### What this task involves
Each record needs to be echoed exactly; can you do that?

>> Begin Exercise inputs

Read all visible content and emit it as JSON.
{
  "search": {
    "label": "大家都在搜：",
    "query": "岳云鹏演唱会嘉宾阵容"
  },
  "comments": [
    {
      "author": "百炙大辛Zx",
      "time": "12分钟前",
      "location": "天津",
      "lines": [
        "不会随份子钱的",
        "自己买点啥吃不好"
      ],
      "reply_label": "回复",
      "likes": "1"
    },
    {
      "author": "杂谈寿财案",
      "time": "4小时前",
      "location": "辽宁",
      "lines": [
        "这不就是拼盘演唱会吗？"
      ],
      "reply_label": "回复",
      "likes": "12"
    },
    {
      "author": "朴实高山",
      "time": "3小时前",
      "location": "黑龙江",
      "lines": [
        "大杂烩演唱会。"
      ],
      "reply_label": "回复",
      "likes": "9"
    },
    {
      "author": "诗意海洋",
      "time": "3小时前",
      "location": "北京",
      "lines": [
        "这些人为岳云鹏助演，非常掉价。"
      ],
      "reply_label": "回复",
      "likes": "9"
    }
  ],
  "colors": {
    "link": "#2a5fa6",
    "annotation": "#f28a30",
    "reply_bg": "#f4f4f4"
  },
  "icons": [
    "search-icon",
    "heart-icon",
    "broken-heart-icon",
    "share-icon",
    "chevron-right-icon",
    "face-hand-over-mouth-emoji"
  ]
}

>> End Exercise inputs

### Solution
Read all visible content and emit it as JSON.
{
  "search": {
    "label": "大家都在搜：",
    "query": "岳云鹏演唱会嘉宾阵容"
  },
  "comments": [
    {
      "author": "百炙大辛Zx",
      "time": "12分钟前",
      "location": "天津",
      "lines": [
        "不会随份子钱的",
        "自己买点啥吃不好"
      ],
      "reply_label": "回复",
      "likes": "1"
    },
    {
      "author": "杂谈寿财案",
      "time": "4小时前",
      "location": "辽宁",
      "lines": [
        "这不就是拼盘演唱会吗？"
      ],
      "reply_label": "回复",
      "likes": "12"
    },
    {
      "author": "朴实高山",
      "time": "3小时前",
      "location": "黑龙江",
      "lines": [
        "大杂烩演唱会。"
      ],
      "reply_label": "回复",
      "likes": "9"
    },
    {
      "author": "诗意海洋",
      "time": "3小时前",
      "location": "北京",
      "lines": [
        "这些人为岳云鹏助演，非常掉价。"
      ],
      "reply_label": "回复",
      "likes": "9"
    }
  ],
  "colors": {
    "link": "#2a5fa6",
    "annotation": "#f28a30",
    "reply_bg": "#f4f4f4"
  },
  "icons": [
    "search-icon",
    "heart-icon",
    "broken-heart-icon",
    "share-icon",
    "chevron-right-icon",
    "face-hand-over-mouth-emoji"
  ]
}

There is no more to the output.